**TEKS SUMBER**:
Bisnis.com, JAKARTA — Kinerja indeks LQ45 kembali tumbuh positif secara bulanan sebesar 5,28% pada Agustus 2021. Kenaikan ini merupakan yang kedua kali sejak Februari 2021 saat indeks LQ45 naik 3,59%.
Hal ini membangkitkan optimisme pelaku pasar terhadap prospek kinerja ekonomi Indonesia mendorong aksi beli yang lebih besar pada saham-saham blue chip anggota indeks LQ45 di pasar sehingga mendorong kinerja indeks itu perlahan makin membaik.
Berita mengenai pulihnya optimisme pelaku pasar terhadap prospek kinerja ekonomi Indonesia menjadi salah satu ulasan yang diangkat dan menjadi salah satu pilihan Bisnisindonesia.id selain berita pelemahan dolar AS, .
Berikut ini ringkasan berita-berita yang tersaji di laman Bisnisindonesia.id, Senin (27//9/2021).
1. Pulihnya Pesona LQ45 di Tengah Harapan Perbaikan Kinerja Ekonomi
Pulihnya optimisme pelaku pasar terhadap prospek kinerja ekonomi Indonesia mendorong aksi beli yang lebih besar pada saham-saham blue chip anggota indeks LQ45 di pasar sehingga mendorong kinerja indeks itu perlahan makin membaik.
Berdasarkan data Bloomberg, kinerja indeks LQ45 kembali tumbuh positif secara bulanan sebesar 5,28% pada Agustus 2021. Kenaikan ini merupakan yang kedua kali sejak Februari 2021 saat indeks LQ45 naik 3,59%. Penurunan kinerja indeks LQ45 terjadi pada Juni 2021 sebesar 4,93% dan Maret sebesar 4,44%.

**CUPLIKAN DATASET**:
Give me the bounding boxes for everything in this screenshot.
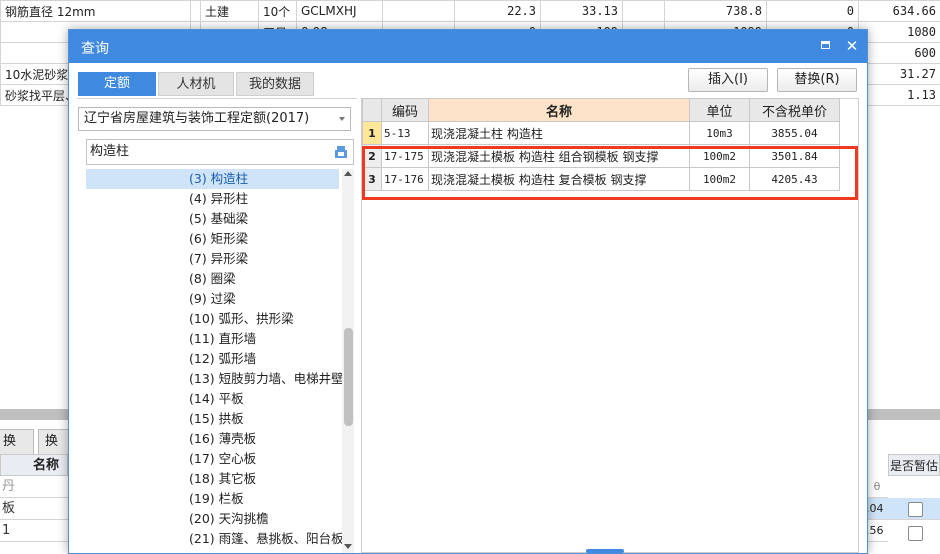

**KETENTUAN LATIHAN**:
Lanjutkan berita tentang kinerja indeks LQ45 di atas, mulai setelah kalimat terakhir yang tersaji.

**JAWABAN TERTULIS**:
Secara kumulatif sejak awal tahun hingga Jumat (24/9), indeks LQ45 masih melemah 7,34%. Posisi ini underperform terhadap IHSG yang menguat 2,77% dan indeks IDX SMC Composite yang melesat 17,10%.
Dilihat dari konstituennya, saham PT Bank Central Asia Tbk. (BBCA) menjadi motor pendorong utama kenaikan indeks LQ45 dalam periode tiga bulan terakhir. Terpantau, saham BBCA menguat 5,70%.
Selanjutnya saham PT Telkom Indonesia (Persero) Tbk dan saham PT Astra International Tbk. (ASII) turut menambah daya dengan kenaikan masing-masing 5,64% dan 4,46% pada periode yang sama. Namun, saham dari emiten terkait pertambangan terpantau berada di jejeran paling atas top gainers di indeks LQ45.
2. Dolar AS Melemah, Rupiah Ikut Tergelincir
Nilai tukar rupiah bergerak melemah pada awal perdagangan Senin (27/9/2021), padahal dolar Amerika Serikat tengah menurun.
Berdasarkan data Bloomberg yang dikutip dari bisnis.com, rupiah terkoreksi 2,5 poin atau 0,02 persen ke posisi Rp14.260 per dolar AS. Adapun indeks dolar AS mencatatkan penurunan 0,12 persen ke 93,214.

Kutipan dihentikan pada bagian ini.